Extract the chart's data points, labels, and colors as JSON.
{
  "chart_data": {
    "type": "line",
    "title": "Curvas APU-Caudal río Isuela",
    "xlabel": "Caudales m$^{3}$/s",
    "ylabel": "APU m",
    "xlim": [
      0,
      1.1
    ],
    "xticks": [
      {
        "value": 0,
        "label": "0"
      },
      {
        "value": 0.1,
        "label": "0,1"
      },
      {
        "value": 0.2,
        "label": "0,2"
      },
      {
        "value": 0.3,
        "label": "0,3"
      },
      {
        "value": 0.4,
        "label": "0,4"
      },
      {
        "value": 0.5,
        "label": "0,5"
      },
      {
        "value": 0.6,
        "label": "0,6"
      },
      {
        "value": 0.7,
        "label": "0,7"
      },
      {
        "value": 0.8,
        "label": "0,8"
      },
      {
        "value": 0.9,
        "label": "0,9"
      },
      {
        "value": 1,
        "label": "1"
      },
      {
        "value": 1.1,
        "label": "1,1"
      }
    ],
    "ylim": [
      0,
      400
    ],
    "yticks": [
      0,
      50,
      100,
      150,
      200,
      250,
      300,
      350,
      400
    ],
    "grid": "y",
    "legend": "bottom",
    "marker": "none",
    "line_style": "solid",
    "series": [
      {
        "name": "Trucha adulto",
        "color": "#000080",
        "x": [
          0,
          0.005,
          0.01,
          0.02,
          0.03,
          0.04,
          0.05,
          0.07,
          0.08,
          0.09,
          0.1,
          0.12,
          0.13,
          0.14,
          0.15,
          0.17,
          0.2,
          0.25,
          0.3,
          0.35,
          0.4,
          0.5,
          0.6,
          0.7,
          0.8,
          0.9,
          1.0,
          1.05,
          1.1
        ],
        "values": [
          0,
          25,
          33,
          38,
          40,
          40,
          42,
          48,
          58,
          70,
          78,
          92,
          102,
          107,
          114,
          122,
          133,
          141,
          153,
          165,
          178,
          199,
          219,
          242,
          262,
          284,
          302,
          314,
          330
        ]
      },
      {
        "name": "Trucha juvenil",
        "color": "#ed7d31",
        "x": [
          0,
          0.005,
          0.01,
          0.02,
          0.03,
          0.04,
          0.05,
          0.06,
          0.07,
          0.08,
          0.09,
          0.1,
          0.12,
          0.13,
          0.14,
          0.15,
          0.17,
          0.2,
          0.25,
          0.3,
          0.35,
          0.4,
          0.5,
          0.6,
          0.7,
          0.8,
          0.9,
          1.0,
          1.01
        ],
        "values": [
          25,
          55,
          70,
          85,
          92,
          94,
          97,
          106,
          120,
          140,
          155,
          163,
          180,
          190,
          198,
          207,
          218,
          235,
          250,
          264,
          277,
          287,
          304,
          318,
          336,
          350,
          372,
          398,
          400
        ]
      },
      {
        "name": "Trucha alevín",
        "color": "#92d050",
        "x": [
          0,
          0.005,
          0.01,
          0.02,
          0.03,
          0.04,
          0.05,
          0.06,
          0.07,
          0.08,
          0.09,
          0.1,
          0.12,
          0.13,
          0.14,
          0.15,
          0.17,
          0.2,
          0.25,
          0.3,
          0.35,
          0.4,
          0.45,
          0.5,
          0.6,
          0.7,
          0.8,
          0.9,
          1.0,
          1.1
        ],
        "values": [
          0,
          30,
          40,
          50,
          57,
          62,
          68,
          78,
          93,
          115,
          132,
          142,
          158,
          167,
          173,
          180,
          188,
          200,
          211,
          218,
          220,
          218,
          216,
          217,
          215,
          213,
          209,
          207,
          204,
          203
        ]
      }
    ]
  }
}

* _Exercise aim_:
Copy out every line in the listing where the word "Trucha" appears.

* _Response to the exercise_:
        "name": "Trucha adulto",
        "name": "Trucha juvenil",
        "name": "Trucha alevín",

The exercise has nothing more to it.